### THE RECORDS
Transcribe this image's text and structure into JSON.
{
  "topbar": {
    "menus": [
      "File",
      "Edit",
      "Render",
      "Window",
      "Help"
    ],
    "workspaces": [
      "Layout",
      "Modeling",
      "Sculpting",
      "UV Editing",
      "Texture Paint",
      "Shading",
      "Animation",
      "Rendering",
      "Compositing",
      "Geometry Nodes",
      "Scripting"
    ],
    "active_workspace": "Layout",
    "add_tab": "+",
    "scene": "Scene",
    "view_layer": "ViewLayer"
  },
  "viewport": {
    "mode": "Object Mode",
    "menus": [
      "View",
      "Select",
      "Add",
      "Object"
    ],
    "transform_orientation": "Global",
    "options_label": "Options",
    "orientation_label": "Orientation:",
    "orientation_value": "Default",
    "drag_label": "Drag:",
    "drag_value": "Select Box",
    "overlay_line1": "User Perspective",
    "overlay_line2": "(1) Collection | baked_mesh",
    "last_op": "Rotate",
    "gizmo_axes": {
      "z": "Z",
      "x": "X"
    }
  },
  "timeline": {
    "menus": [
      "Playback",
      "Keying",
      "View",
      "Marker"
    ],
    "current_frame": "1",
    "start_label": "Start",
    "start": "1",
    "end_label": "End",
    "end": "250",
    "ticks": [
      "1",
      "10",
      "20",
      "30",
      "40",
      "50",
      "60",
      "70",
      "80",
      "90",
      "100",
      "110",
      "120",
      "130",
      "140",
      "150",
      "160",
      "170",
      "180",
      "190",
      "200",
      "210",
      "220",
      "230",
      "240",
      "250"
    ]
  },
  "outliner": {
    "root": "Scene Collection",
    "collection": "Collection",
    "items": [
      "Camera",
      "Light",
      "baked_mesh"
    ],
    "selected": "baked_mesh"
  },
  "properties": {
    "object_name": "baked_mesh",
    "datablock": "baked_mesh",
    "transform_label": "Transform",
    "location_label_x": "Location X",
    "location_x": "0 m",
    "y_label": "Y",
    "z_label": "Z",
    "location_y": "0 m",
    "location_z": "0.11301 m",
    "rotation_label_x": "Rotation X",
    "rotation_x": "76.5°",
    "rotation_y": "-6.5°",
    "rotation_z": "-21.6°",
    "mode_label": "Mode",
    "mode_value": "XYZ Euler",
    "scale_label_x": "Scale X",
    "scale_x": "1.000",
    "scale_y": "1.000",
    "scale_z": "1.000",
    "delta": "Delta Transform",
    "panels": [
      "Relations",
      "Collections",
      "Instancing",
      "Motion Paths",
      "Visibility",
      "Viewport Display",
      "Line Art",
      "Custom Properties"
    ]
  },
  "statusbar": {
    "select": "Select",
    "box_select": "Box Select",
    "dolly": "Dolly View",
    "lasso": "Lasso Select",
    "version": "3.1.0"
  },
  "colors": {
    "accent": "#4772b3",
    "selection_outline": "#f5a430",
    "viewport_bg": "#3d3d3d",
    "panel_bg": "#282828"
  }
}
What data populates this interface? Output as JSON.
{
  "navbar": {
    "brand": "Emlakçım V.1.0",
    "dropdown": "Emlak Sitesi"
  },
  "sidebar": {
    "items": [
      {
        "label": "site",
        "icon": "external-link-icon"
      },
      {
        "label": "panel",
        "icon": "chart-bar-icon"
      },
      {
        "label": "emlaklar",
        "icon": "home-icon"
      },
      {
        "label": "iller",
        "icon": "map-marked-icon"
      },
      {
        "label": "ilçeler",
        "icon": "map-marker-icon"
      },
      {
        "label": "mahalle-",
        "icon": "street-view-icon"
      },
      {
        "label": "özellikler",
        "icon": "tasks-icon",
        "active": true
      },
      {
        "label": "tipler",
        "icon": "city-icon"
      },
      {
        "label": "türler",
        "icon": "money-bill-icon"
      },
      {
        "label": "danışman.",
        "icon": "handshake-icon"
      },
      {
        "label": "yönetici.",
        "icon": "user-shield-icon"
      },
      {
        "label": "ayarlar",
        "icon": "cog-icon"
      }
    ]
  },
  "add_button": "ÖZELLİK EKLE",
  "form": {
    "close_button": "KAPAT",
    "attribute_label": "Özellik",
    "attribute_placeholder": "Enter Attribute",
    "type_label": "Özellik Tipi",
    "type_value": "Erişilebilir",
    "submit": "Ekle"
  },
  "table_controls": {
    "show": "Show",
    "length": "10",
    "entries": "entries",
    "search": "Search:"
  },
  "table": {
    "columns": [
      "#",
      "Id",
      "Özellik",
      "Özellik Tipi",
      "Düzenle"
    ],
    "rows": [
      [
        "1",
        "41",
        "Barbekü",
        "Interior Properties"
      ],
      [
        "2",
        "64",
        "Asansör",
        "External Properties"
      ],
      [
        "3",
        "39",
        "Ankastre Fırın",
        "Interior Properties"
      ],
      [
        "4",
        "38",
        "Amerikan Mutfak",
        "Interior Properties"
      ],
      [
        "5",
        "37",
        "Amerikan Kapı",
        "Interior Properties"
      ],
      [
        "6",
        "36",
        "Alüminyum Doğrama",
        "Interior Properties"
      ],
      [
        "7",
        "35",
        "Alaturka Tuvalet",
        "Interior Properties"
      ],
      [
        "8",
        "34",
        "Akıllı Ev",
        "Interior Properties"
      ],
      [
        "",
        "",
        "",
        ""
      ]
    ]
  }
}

### DIRECTIONS FOR THIS TASK
Retype the listing exactly, in full.

### SOLVED EXERCISE
Transcribe this image's text and structure into JSON.
{
  "topbar": {
    "menus": [
      "File",
      "Edit",
      "Render",
      "Window",
      "Help"
    ],
    "workspaces": [
      "Layout",
      "Modeling",
      "Sculpting",
      "UV Editing",
      "Texture Paint",
      "Shading",
      "Animation",
      "Rendering",
      "Compositing",
      "Geometry Nodes",
      "Scripting"
    ],
    "active_workspace": "Layout",
    "add_tab": "+",
    "scene": "Scene",
    "view_layer": "ViewLayer"
  },
  "viewport": {
    "mode": "Object Mode",
    "menus": [
      "View",
      "Select",
      "Add",
      "Object"
    ],
    "transform_orientation": "Global",
    "options_label": "Options",
    "orientation_label": "Orientation:",
    "orientation_value": "Default",
    "drag_label": "Drag:",
    "drag_value": "Select Box",
    "overlay_line1": "User Perspective",
    "overlay_line2": "(1) Collection | baked_mesh",
    "last_op": "Rotate",
    "gizmo_axes": {
      "z": "Z",
      "x": "X"
    }
  },
  "timeline": {
    "menus": [
      "Playback",
      "Keying",
      "View",
      "Marker"
    ],
    "current_frame": "1",
    "start_label": "Start",
    "start": "1",
    "end_label": "End",
    "end": "250",
    "ticks": [
      "1",
      "10",
      "20",
      "30",
      "40",
      "50",
      "60",
      "70",
      "80",
      "90",
      "100",
      "110",
      "120",
      "130",
      "140",
      "150",
      "160",
      "170",
      "180",
      "190",
      "200",
      "210",
      "220",
      "230",
      "240",
      "250"
    ]
  },
  "outliner": {
    "root": "Scene Collection",
    "collection": "Collection",
    "items": [
      "Camera",
      "Light",
      "baked_mesh"
    ],
    "selected": "baked_mesh"
  },
  "properties": {
    "object_name": "baked_mesh",
    "datablock": "baked_mesh",
    "transform_label": "Transform",
    "location_label_x": "Location X",
    "location_x": "0 m",
    "y_label": "Y",
    "z_label": "Z",
    "location_y": "0 m",
    "location_z": "0.11301 m",
    "rotation_label_x": "Rotation X",
    "rotation_x": "76.5°",
    "rotation_y": "-6.5°",
    "rotation_z": "-21.6°",
    "mode_label": "Mode",
    "mode_value": "XYZ Euler",
    "scale_label_x": "Scale X",
    "scale_x": "1.000",
    "scale_y": "1.000",
    "scale_z": "1.000",
    "delta": "Delta Transform",
    "panels": [
      "Relations",
      "Collections",
      "Instancing",
      "Motion Paths",
      "Visibility",
      "Viewport Display",
      "Line Art",
      "Custom Properties"
    ]
  },
  "statusbar": {
    "select": "Select",
    "box_select": "Box Select",
    "dolly": "Dolly View",
    "lasso": "Lasso Select",
    "version": "3.1.0"
  },
  "colors": {
    "accent": "#4772b3",
    "selection_outline": "#f5a430",
    "viewport_bg": "#3d3d3d",
    "panel_bg": "#282828"
  }
}
What data populates this interface? Output as JSON.
{
  "navbar": {
    "brand": "Emlakçım V.1.0",
    "dropdown": "Emlak Sitesi"
  },
  "sidebar": {
    "items": [
      {
        "label": "site",
        "icon": "external-link-icon"
      },
      {
        "label": "panel",
        "icon": "chart-bar-icon"
      },
      {
        "label": "emlaklar",
        "icon": "home-icon"
      },
      {
        "label": "iller",
        "icon": "map-marked-icon"
      },
      {
        "label": "ilçeler",
        "icon": "map-marker-icon"
      },
      {
        "label": "mahalle-",
        "icon": "street-view-icon"
      },
      {
        "label": "özellikler",
        "icon": "tasks-icon",
        "active": true
      },
      {
        "label": "tipler",
        "icon": "city-icon"
      },
      {
        "label": "türler",
        "icon": "money-bill-icon"
      },
      {
        "label": "danışman.",
        "icon": "handshake-icon"
      },
      {
        "label": "yönetici.",
        "icon": "user-shield-icon"
      },
      {
        "label": "ayarlar",
        "icon": "cog-icon"
      }
    ]
  },
  "add_button": "ÖZELLİK EKLE",
  "form": {
    "close_button": "KAPAT",
    "attribute_label": "Özellik",
    "attribute_placeholder": "Enter Attribute",
    "type_label": "Özellik Tipi",
    "type_value": "Erişilebilir",
    "submit": "Ekle"
  },
  "table_controls": {
    "show": "Show",
    "length": "10",
    "entries": "entries",
    "search": "Search:"
  },
  "table": {
    "columns": [
      "#",
      "Id",
      "Özellik",
      "Özellik Tipi",
      "Düzenle"
    ],
    "rows": [
      [
        "1",
        "41",
        "Barbekü",
        "Interior Properties"
      ],
      [
        "2",
        "64",
        "Asansör",
        "External Properties"
      ],
      [
        "3",
        "39",
        "Ankastre Fırın",
        "Interior Properties"
      ],
      [
        "4",
        "38",
        "Amerikan Mutfak",
        "Interior Properties"
      ],
      [
        "5",
        "37",
        "Amerikan Kapı",
        "Interior Properties"
      ],
      [
        "6",
        "36",
        "Alüminyum Doğrama",
        "Interior Properties"
      ],
      [
        "7",
        "35",
        "Alaturka Tuvalet",
        "Interior Properties"
      ],
      [
        "8",
        "34",
        "Akıllı Ev",
        "Interior Properties"
      ],
      [
        "",
        "",
        "",
        ""
      ]
    ]
  }
}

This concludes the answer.